[Extracted data entries]
--------------------------------------------------
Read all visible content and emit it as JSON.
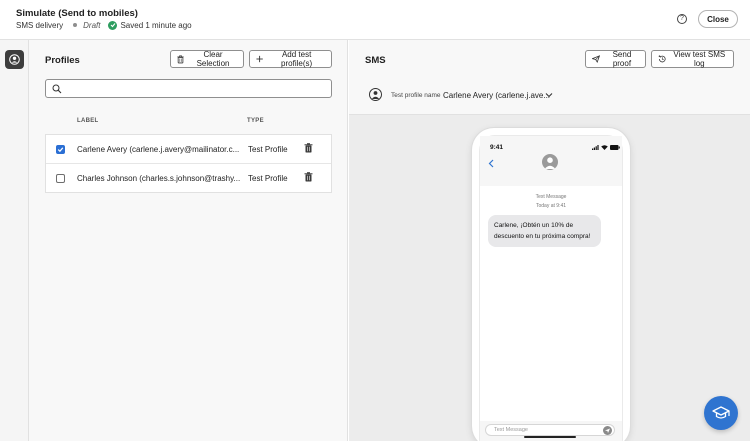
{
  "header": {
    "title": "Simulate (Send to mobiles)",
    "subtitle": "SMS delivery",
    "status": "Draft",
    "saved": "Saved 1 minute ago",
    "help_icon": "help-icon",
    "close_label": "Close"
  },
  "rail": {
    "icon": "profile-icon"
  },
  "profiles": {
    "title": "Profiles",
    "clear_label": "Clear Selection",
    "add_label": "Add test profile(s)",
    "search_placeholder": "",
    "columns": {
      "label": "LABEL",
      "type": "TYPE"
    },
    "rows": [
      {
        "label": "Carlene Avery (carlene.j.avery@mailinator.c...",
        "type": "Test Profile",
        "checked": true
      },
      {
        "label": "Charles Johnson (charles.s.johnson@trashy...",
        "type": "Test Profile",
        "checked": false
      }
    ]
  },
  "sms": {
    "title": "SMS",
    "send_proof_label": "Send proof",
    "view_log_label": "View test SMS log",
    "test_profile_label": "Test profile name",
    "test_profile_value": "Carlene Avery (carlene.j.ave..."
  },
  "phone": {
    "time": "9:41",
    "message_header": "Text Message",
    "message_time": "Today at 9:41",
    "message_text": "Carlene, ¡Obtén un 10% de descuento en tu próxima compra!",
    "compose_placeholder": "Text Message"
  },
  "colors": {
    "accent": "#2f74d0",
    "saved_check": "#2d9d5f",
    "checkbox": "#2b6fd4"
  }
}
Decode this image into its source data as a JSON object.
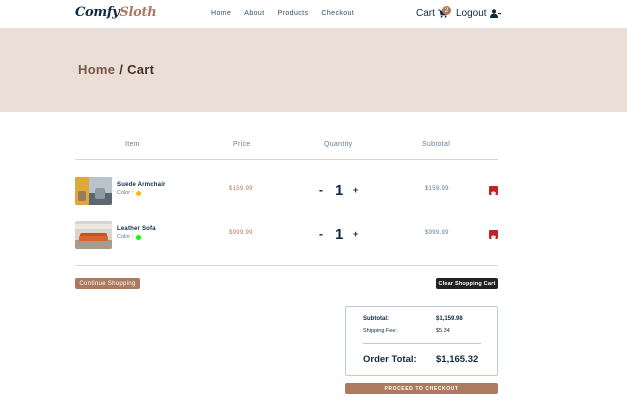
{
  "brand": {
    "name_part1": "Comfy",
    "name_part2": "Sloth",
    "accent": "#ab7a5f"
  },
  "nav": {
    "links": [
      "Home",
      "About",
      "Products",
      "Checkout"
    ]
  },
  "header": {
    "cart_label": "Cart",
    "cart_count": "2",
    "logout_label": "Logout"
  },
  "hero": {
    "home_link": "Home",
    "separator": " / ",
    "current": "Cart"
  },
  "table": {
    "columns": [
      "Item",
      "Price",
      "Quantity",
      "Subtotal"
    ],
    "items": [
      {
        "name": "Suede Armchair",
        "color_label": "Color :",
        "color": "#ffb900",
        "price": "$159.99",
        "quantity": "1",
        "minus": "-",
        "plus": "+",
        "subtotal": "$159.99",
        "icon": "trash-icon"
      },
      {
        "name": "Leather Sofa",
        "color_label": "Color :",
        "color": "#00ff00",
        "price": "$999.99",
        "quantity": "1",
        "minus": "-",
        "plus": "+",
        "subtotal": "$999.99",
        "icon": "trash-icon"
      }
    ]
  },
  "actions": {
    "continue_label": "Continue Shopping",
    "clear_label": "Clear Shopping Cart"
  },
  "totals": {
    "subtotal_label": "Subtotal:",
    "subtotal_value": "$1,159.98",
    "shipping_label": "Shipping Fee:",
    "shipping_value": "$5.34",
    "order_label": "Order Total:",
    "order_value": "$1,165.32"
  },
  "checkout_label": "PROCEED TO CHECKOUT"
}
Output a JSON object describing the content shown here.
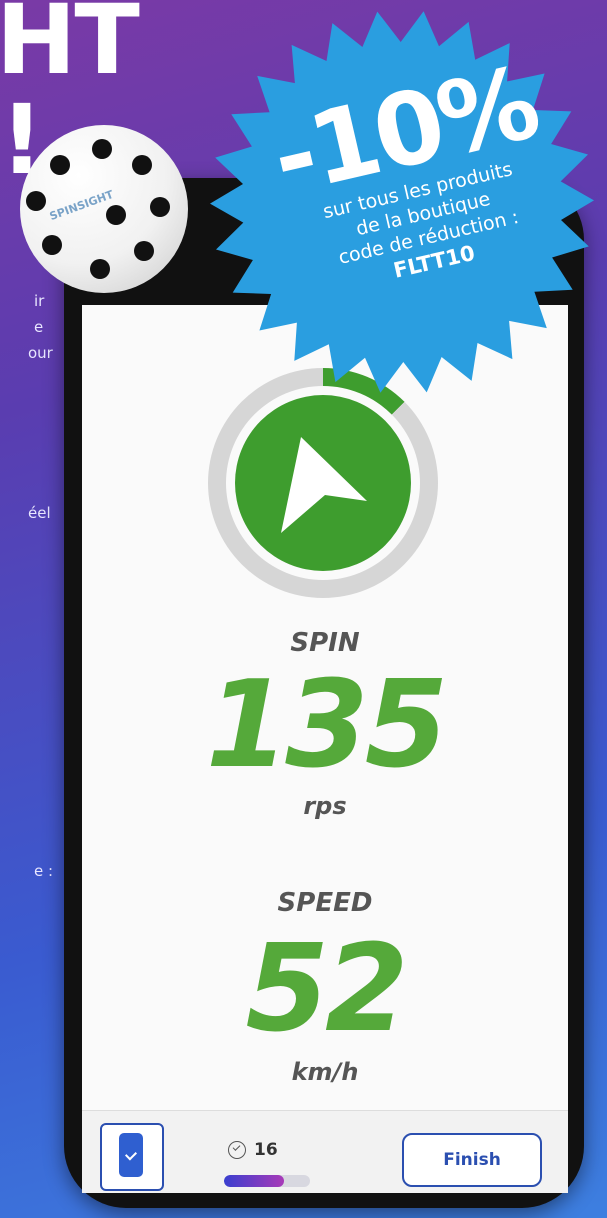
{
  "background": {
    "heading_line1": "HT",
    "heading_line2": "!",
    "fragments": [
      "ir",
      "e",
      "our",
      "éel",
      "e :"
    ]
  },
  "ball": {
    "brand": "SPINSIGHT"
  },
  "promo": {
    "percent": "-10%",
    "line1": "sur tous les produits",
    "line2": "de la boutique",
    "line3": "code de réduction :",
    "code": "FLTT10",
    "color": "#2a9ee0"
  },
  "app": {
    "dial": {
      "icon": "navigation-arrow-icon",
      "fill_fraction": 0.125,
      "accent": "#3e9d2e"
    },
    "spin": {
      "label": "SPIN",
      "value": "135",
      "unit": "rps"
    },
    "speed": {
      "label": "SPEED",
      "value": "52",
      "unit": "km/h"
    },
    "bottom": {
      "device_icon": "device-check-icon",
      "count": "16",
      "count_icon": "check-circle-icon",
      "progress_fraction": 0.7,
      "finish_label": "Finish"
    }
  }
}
--------------------------------------------------
**Exercise details**
Leave the pictures out and print the records above exactly as they stand.

**Answer**
Read all visible content and emit it as JSON.
{
  "header": {
    "title": "Simulate (Send to mobiles)",
    "subtitle": "SMS delivery",
    "status": "Draft",
    "saved": "Saved 1 minute ago",
    "help_icon": "help-icon",
    "close_label": "Close"
  },
  "rail": {
    "icon": "profile-icon"
  },
  "profiles": {
    "title": "Profiles",
    "clear_label": "Clear Selection",
    "add_label": "Add test profile(s)",
    "search_placeholder": "",
    "columns": {
      "label": "LABEL",
      "type": "TYPE"
    },
    "rows": [
      {
        "label": "Carlene Avery (carlene.j.avery@mailinator.c...",
        "type": "Test Profile",
        "checked": true
      },
      {
        "label": "Charles Johnson (charles.s.johnson@trashy...",
        "type": "Test Profile",
        "checked": false
      }
    ]
  },
  "sms": {
    "title": "SMS",
    "send_proof_label": "Send proof",
    "view_log_label": "View test SMS log",
    "test_profile_label": "Test profile name",
    "test_profile_value": "Carlene Avery (carlene.j.ave..."
  },
  "phone": {
    "time": "9:41",
    "message_header": "Text Message",
    "message_time": "Today at 9:41",
    "message_text": "Carlene, ¡Obtén un 10% de descuento en tu próxima compra!",
    "compose_placeholder": "Text Message"
  },
  "colors": {
    "accent": "#2f74d0",
    "saved_check": "#2d9d5f",
    "checkbox": "#2b6fd4"
  }
}
Decode this image into its source data as a JSON object.
{
  "brand": {
    "name_part1": "Comfy",
    "name_part2": "Sloth",
    "accent": "#ab7a5f"
  },
  "nav": {
    "links": [
      "Home",
      "About",
      "Products",
      "Checkout"
    ]
  },
  "header": {
    "cart_label": "Cart",
    "cart_count": "2",
    "logout_label": "Logout"
  },
  "hero": {
    "home_link": "Home",
    "separator": " / ",
    "current": "Cart"
  },
  "table": {
    "columns": [
      "Item",
      "Price",
      "Quantity",
      "Subtotal"
    ],
    "items": [
      {
        "name": "Suede Armchair",
        "color_label": "Color :",
        "color": "#ffb900",
        "price": "$159.99",
        "quantity": "1",
        "minus": "-",
        "plus": "+",
        "subtotal": "$159.99",
        "icon": "trash-icon"
      },
      {
        "name": "Leather Sofa",
        "color_label": "Color :",
        "color": "#00ff00",
        "price": "$999.99",
        "quantity": "1",
        "minus": "-",
        "plus": "+",
        "subtotal": "$999.99",
        "icon": "trash-icon"
      }
    ]
  },
  "actions": {
    "continue_label": "Continue Shopping",
    "clear_label": "Clear Shopping Cart"
  },
  "totals": {
    "subtotal_label": "Subtotal:",
    "subtotal_value": "$1,159.98",
    "shipping_label": "Shipping Fee:",
    "shipping_value": "$5.34",
    "order_label": "Order Total:",
    "order_value": "$1,165.32"
  },
  "checkout_label": "PROCEED TO CHECKOUT"
}
Output a JSON object describing the content shown here.
{
  "background": {
    "heading_line1": "HT",
    "heading_line2": "!",
    "fragments": [
      "ir",
      "e",
      "our",
      "éel",
      "e :"
    ]
  },
  "ball": {
    "brand": "SPINSIGHT"
  },
  "promo": {
    "percent": "-10%",
    "line1": "sur tous les produits",
    "line2": "de la boutique",
    "line3": "code de réduction :",
    "code": "FLTT10",
    "color": "#2a9ee0"
  },
  "app": {
    "dial": {
      "icon": "navigation-arrow-icon",
      "fill_fraction": 0.125,
      "accent": "#3e9d2e"
    },
    "spin": {
      "label": "SPIN",
      "value": "135",
      "unit": "rps"
    },
    "speed": {
      "label": "SPEED",
      "value": "52",
      "unit": "km/h"
    },
    "bottom": {
      "device_icon": "device-check-icon",
      "count": "16",
      "count_icon": "check-circle-icon",
      "progress_fraction": 0.7,
      "finish_label": "Finish"
    }
  }
}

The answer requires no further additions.